Collected data entries:
···
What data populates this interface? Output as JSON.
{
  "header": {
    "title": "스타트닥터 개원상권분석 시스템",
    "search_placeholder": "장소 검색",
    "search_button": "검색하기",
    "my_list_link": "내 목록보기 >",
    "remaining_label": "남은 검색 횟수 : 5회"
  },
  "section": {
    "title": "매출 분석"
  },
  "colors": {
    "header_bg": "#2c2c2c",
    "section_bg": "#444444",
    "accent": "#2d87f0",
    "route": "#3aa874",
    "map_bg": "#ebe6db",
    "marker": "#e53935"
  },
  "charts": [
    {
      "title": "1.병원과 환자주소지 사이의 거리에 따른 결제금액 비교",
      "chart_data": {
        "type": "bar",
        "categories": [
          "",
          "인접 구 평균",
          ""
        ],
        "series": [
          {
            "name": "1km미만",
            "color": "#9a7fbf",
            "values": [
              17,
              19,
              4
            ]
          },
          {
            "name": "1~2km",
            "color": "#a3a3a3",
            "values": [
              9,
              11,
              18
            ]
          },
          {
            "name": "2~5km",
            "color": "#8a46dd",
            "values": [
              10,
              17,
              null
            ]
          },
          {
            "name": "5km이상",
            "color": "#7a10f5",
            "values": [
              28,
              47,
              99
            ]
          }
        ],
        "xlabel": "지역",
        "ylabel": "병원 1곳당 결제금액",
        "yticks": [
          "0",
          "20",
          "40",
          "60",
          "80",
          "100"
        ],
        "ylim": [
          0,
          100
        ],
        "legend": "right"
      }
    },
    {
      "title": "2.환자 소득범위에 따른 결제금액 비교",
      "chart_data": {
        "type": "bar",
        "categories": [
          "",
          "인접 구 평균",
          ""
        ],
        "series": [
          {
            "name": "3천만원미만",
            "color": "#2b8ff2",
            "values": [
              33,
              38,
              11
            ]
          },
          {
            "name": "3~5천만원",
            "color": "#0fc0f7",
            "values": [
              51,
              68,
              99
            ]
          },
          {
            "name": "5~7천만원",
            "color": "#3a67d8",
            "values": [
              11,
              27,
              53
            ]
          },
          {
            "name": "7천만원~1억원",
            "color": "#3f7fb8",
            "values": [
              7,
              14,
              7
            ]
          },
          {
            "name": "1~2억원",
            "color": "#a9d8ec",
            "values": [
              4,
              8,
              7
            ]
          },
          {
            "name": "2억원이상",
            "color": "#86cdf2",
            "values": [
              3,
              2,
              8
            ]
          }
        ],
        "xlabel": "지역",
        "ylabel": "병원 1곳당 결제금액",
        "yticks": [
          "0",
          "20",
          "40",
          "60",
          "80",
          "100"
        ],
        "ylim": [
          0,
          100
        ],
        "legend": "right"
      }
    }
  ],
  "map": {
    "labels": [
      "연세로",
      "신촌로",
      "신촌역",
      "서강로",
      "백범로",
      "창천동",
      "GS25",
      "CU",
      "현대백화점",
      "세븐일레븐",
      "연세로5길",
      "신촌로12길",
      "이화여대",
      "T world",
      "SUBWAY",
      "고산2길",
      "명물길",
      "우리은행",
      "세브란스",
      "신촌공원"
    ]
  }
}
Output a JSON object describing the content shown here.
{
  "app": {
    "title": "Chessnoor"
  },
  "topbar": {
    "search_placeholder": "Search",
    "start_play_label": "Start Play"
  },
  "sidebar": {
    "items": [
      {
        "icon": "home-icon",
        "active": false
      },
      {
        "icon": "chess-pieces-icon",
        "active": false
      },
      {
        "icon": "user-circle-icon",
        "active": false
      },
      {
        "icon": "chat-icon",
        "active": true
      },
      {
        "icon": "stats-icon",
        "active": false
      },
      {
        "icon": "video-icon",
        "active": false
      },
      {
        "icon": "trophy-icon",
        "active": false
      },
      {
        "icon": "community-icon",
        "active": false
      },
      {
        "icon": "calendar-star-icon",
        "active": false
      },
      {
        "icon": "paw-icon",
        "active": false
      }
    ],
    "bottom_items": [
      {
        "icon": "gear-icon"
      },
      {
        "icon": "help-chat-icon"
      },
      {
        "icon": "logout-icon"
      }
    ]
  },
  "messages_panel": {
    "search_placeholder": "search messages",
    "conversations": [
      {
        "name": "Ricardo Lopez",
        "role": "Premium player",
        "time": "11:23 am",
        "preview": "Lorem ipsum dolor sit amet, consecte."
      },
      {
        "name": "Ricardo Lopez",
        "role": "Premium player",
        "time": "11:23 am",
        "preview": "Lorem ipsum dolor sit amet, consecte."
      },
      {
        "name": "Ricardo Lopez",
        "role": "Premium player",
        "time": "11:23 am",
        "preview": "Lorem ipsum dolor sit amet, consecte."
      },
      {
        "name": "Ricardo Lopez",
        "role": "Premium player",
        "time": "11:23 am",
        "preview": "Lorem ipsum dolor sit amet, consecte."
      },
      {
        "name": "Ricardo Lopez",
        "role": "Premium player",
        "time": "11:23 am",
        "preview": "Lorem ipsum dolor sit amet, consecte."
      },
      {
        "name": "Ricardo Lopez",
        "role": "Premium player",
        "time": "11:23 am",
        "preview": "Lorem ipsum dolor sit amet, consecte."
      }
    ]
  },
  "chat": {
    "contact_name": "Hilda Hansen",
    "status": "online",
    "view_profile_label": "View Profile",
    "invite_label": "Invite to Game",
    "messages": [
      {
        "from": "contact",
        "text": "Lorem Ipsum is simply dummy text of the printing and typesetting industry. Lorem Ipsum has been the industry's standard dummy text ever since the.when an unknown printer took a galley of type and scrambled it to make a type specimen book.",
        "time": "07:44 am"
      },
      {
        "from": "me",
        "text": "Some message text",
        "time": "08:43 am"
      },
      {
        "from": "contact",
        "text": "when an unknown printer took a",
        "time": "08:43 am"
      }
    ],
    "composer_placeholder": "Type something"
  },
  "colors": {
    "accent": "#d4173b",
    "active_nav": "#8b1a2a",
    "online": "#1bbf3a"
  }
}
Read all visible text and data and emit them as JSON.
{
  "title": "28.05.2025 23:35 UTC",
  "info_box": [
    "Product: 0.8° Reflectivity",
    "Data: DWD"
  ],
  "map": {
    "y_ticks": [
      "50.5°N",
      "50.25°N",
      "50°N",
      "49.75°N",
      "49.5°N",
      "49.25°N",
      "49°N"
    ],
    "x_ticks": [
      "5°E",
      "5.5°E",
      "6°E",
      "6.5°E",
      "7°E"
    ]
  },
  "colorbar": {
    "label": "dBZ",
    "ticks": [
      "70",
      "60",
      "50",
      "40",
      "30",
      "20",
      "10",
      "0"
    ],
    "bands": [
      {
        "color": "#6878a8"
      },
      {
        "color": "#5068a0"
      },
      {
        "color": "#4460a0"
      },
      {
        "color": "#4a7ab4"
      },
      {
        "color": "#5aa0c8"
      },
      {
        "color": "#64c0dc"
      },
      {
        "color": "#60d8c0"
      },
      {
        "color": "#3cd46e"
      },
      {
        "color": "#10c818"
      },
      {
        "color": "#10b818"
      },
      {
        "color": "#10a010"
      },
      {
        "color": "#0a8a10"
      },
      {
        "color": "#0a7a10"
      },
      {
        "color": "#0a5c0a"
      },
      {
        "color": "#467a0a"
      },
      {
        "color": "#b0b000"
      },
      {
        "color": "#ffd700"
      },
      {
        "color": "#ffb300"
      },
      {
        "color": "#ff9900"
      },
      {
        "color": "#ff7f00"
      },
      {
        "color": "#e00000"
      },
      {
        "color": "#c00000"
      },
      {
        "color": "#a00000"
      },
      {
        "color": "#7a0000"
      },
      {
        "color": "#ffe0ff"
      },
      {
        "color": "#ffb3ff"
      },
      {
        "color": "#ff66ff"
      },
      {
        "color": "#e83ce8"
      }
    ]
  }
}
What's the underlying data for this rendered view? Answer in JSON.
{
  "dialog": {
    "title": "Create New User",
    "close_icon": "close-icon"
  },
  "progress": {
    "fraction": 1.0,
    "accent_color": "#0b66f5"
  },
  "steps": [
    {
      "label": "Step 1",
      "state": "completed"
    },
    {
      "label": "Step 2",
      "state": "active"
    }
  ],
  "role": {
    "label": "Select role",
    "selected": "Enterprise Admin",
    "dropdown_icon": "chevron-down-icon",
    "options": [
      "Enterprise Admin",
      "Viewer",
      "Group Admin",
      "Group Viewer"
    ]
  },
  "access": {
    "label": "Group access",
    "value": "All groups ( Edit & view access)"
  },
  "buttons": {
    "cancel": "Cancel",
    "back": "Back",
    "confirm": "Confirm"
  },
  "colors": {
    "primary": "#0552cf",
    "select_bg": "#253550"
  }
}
···
• **PROBLEM STATEMENT**
Leave out every line before the one containing "What's the underlying"; set down that line and all remaining lines of the material exactly.

• **CORRECT RESPONSE**
What's the underlying data for this rendered view? Answer in JSON.
{
  "dialog": {
    "title": "Create New User",
    "close_icon": "close-icon"
  },
  "progress": {
    "fraction": 1.0,
    "accent_color": "#0b66f5"
  },
  "steps": [
    {
      "label": "Step 1",
      "state": "completed"
    },
    {
      "label": "Step 2",
      "state": "active"
    }
  ],
  "role": {
    "label": "Select role",
    "selected": "Enterprise Admin",
    "dropdown_icon": "chevron-down-icon",
    "options": [
      "Enterprise Admin",
      "Viewer",
      "Group Admin",
      "Group Viewer"
    ]
  },
  "access": {
    "label": "Group access",
    "value": "All groups ( Edit & view access)"
  },
  "buttons": {
    "cancel": "Cancel",
    "back": "Back",
    "confirm": "Confirm"
  },
  "colors": {
    "primary": "#0552cf",
    "select_bg": "#253550"
  }
}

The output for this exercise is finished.